(WRITTEN PROBLEM) Print the data exactly as it is given, please.

=== ENTRIES ===

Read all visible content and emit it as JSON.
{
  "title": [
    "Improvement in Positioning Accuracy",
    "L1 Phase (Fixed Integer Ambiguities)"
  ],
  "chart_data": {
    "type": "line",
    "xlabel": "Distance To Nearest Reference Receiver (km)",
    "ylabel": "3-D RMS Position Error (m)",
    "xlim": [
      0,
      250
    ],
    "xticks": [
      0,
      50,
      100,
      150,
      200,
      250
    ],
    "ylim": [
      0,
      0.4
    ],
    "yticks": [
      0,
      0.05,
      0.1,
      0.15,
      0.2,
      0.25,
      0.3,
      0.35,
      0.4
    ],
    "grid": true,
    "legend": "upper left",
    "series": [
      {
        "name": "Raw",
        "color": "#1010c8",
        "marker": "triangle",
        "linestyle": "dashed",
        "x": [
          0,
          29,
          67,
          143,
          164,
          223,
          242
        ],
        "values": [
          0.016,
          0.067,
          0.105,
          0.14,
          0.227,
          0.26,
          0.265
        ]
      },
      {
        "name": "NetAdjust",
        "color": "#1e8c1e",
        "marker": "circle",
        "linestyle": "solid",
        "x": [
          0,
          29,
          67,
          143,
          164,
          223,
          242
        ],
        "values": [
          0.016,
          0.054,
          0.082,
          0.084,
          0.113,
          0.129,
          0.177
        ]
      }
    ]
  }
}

===

(CORRECT ANSWER)
Read all visible content and emit it as JSON.
{
  "title": [
    "Improvement in Positioning Accuracy",
    "L1 Phase (Fixed Integer Ambiguities)"
  ],
  "chart_data": {
    "type": "line",
    "xlabel": "Distance To Nearest Reference Receiver (km)",
    "ylabel": "3-D RMS Position Error (m)",
    "xlim": [
      0,
      250
    ],
    "xticks": [
      0,
      50,
      100,
      150,
      200,
      250
    ],
    "ylim": [
      0,
      0.4
    ],
    "yticks": [
      0,
      0.05,
      0.1,
      0.15,
      0.2,
      0.25,
      0.3,
      0.35,
      0.4
    ],
    "grid": true,
    "legend": "upper left",
    "series": [
      {
        "name": "Raw",
        "color": "#1010c8",
        "marker": "triangle",
        "linestyle": "dashed",
        "x": [
          0,
          29,
          67,
          143,
          164,
          223,
          242
        ],
        "values": [
          0.016,
          0.067,
          0.105,
          0.14,
          0.227,
          0.26,
          0.265
        ]
      },
      {
        "name": "NetAdjust",
        "color": "#1e8c1e",
        "marker": "circle",
        "linestyle": "solid",
        "x": [
          0,
          29,
          67,
          143,
          164,
          223,
          242
        ],
        "values": [
          0.016,
          0.054,
          0.082,
          0.084,
          0.113,
          0.129,
          0.177
        ]
      }
    ]
  }
}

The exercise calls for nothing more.